What is asked: In the records that follow, locate every line with "this" and extract it.

Records supplied:
—————
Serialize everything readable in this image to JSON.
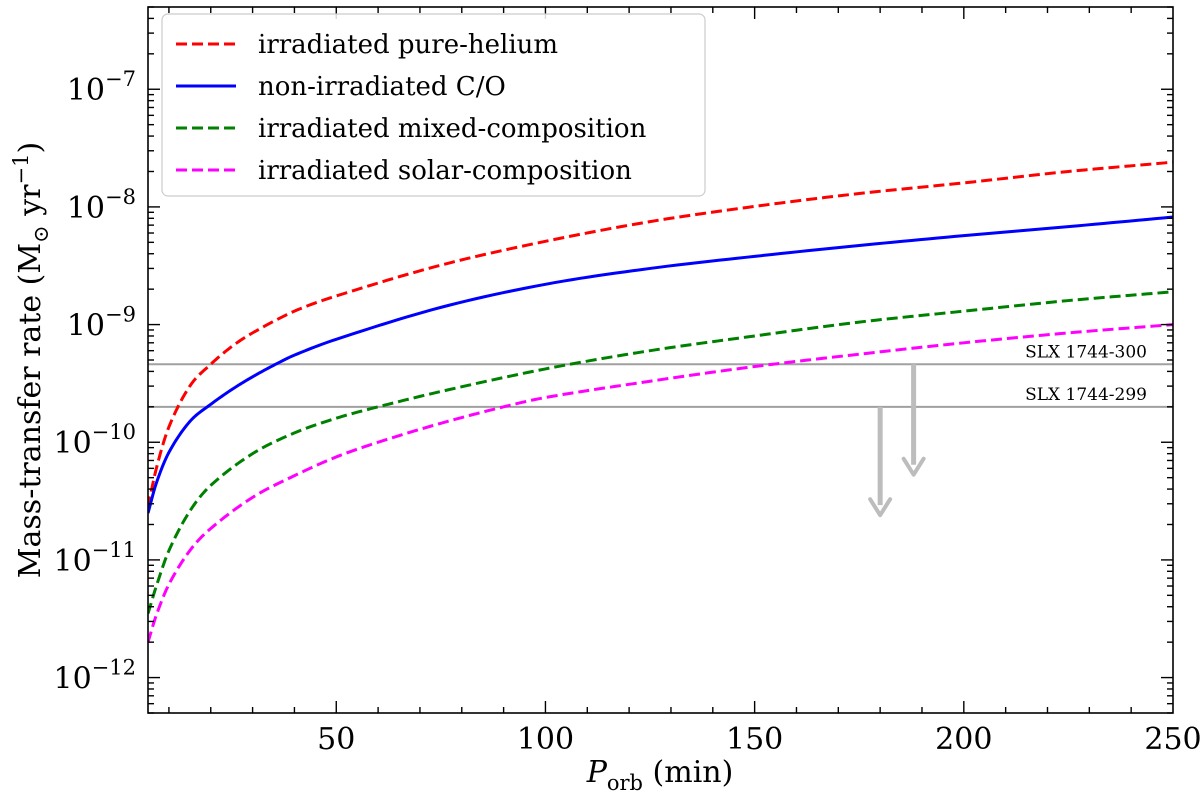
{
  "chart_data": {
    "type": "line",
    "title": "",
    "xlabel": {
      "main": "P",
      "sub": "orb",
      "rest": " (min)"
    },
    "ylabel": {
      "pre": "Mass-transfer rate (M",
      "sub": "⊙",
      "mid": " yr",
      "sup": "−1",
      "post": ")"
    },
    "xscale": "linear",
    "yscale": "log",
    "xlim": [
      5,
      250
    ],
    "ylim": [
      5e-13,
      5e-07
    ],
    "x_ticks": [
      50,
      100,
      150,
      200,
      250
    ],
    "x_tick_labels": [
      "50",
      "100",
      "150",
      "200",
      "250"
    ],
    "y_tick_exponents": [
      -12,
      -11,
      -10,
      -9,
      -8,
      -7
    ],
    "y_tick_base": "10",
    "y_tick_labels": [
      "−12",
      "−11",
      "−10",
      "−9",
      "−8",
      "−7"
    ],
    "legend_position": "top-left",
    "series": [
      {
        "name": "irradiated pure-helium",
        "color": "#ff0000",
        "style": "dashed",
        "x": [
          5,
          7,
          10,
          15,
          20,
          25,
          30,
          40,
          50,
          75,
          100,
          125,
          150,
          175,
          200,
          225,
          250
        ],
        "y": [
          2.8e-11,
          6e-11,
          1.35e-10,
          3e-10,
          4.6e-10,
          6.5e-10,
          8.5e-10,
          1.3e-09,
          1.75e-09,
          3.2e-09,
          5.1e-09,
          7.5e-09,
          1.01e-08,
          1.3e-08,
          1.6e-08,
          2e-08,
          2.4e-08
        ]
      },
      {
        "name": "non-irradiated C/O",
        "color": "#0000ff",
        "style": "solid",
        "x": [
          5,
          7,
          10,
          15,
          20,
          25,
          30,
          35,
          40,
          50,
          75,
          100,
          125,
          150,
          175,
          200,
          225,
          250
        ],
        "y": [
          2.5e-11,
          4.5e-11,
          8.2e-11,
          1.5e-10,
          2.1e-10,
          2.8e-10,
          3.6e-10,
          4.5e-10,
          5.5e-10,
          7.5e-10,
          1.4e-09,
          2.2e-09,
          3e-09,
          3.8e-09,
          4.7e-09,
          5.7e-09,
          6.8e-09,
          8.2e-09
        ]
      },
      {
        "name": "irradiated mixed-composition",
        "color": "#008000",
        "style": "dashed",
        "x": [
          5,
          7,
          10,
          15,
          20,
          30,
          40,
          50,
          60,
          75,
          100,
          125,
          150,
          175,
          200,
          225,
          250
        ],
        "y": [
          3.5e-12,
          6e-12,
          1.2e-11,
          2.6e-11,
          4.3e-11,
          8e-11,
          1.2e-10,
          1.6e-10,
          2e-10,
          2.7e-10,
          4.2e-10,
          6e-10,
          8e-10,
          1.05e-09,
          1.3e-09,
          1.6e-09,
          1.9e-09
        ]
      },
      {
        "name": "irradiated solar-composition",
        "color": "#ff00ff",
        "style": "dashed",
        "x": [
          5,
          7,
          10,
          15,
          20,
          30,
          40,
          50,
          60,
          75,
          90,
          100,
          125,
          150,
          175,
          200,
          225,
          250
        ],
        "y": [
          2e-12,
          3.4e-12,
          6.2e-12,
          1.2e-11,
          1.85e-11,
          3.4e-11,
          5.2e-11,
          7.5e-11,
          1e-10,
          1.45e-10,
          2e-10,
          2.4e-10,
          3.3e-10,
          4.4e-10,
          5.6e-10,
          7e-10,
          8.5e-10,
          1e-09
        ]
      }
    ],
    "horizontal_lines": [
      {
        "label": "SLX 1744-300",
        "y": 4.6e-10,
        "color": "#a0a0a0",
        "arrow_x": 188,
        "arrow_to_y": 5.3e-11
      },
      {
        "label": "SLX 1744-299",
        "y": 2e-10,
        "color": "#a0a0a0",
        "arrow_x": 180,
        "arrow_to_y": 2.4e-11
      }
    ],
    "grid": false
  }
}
—————
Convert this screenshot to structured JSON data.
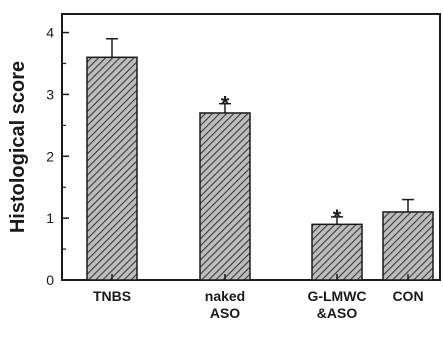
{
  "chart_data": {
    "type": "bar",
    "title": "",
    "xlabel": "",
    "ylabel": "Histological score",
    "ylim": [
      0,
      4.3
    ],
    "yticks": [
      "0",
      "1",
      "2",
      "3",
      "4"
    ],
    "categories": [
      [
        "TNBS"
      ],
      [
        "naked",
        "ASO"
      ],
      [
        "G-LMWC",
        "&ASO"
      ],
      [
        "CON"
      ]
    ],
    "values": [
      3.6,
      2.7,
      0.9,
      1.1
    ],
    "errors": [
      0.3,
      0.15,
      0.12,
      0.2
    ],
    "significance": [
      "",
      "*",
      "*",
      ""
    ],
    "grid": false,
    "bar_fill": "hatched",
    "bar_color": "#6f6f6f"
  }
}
—————
Task result:
Serialize everything readable in this image to JSON.
Convert this screenshot to structured JSON data.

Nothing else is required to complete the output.